=== Task to carry out ===
Reproduce each line exactly. Skip none.

=== Provided data ===

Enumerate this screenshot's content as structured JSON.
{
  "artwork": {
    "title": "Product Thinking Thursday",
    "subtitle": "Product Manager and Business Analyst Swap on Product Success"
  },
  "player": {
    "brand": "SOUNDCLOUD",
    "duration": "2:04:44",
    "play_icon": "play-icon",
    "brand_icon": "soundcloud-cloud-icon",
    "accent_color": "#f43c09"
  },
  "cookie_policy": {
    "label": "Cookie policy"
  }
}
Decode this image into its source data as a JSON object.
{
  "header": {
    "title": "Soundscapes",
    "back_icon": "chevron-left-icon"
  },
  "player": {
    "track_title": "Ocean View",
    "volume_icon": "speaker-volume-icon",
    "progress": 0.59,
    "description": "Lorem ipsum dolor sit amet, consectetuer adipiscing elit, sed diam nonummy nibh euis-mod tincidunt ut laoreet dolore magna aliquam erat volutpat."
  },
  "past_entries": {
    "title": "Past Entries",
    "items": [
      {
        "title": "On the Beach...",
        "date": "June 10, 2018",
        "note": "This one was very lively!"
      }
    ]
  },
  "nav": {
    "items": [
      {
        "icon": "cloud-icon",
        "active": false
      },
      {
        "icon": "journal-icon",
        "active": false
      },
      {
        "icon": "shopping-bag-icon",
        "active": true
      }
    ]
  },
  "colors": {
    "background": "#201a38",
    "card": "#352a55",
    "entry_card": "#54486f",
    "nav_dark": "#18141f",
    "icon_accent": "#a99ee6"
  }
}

=== Complete response ===
Enumerate this screenshot's content as structured JSON.
{
  "artwork": {
    "title": "Product Thinking Thursday",
    "subtitle": "Product Manager and Business Analyst Swap on Product Success"
  },
  "player": {
    "brand": "SOUNDCLOUD",
    "duration": "2:04:44",
    "play_icon": "play-icon",
    "brand_icon": "soundcloud-cloud-icon",
    "accent_color": "#f43c09"
  },
  "cookie_policy": {
    "label": "Cookie policy"
  }
}
Decode this image into its source data as a JSON object.
{
  "header": {
    "title": "Soundscapes",
    "back_icon": "chevron-left-icon"
  },
  "player": {
    "track_title": "Ocean View",
    "volume_icon": "speaker-volume-icon",
    "progress": 0.59,
    "description": "Lorem ipsum dolor sit amet, consectetuer adipiscing elit, sed diam nonummy nibh euis-mod tincidunt ut laoreet dolore magna aliquam erat volutpat."
  },
  "past_entries": {
    "title": "Past Entries",
    "items": [
      {
        "title": "On the Beach...",
        "date": "June 10, 2018",
        "note": "This one was very lively!"
      }
    ]
  },
  "nav": {
    "items": [
      {
        "icon": "cloud-icon",
        "active": false
      },
      {
        "icon": "journal-icon",
        "active": false
      },
      {
        "icon": "shopping-bag-icon",
        "active": true
      }
    ]
  },
  "colors": {
    "background": "#201a38",
    "card": "#352a55",
    "entry_card": "#54486f",
    "nav_dark": "#18141f",
    "icon_accent": "#a99ee6"
  }
}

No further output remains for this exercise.